## Problem statement:
Rewrite the listing below so that "page-footer" becomes "running-footer", keeping everything else the same.
* Start Listing *
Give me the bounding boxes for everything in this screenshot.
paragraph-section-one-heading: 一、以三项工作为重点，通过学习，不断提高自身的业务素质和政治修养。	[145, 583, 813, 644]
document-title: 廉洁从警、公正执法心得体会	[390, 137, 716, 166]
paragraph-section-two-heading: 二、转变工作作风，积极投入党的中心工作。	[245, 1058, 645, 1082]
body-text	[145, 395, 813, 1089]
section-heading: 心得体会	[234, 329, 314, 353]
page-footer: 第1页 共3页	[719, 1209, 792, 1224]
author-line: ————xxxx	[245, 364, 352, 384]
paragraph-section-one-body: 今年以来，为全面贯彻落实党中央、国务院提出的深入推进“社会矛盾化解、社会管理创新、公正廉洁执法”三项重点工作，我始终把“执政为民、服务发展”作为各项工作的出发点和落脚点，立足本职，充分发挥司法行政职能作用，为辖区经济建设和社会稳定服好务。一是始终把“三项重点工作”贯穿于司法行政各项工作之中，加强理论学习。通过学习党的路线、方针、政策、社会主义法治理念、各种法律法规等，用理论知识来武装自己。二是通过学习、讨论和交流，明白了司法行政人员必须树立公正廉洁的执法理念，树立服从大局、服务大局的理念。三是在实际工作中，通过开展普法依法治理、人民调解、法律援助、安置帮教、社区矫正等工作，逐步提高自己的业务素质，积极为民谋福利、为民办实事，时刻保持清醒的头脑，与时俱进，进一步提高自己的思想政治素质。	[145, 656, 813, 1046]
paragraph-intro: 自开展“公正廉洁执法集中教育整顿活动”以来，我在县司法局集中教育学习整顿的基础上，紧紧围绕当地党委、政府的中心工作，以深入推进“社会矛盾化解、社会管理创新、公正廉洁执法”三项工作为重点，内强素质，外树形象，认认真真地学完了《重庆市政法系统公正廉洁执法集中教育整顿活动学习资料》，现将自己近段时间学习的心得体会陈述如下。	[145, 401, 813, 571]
* End Listing *
## Output for this exercise:
Give me the bounding boxes for everything in this screenshot.
paragraph-section-one-heading: 一、以三项工作为重点，通过学习，不断提高自身的业务素质和政治修养。	[145, 583, 813, 644]
document-title: 廉洁从警、公正执法心得体会	[390, 137, 716, 166]
paragraph-section-two-heading: 二、转变工作作风，积极投入党的中心工作。	[245, 1058, 645, 1082]
body-text	[145, 395, 813, 1089]
section-heading: 心得体会	[234, 329, 314, 353]
running-footer: 第1页 共3页	[719, 1209, 792, 1224]
author-line: ————xxxx	[245, 364, 352, 384]
paragraph-section-one-body: 今年以来，为全面贯彻落实党中央、国务院提出的深入推进“社会矛盾化解、社会管理创新、公正廉洁执法”三项重点工作，我始终把“执政为民、服务发展”作为各项工作的出发点和落脚点，立足本职，充分发挥司法行政职能作用，为辖区经济建设和社会稳定服好务。一是始终把“三项重点工作”贯穿于司法行政各项工作之中，加强理论学习。通过学习党的路线、方针、政策、社会主义法治理念、各种法律法规等，用理论知识来武装自己。二是通过学习、讨论和交流，明白了司法行政人员必须树立公正廉洁的执法理念，树立服从大局、服务大局的理念。三是在实际工作中，通过开展普法依法治理、人民调解、法律援助、安置帮教、社区矫正等工作，逐步提高自己的业务素质，积极为民谋福利、为民办实事，时刻保持清醒的头脑，与时俱进，进一步提高自己的思想政治素质。	[145, 656, 813, 1046]
paragraph-intro: 自开展“公正廉洁执法集中教育整顿活动”以来，我在县司法局集中教育学习整顿的基础上，紧紧围绕当地党委、政府的中心工作，以深入推进“社会矛盾化解、社会管理创新、公正廉洁执法”三项工作为重点，内强素质，外树形象，认认真真地学完了《重庆市政法系统公正廉洁执法集中教育整顿活动学习资料》，现将自己近段时间学习的心得体会陈述如下。	[145, 401, 813, 571]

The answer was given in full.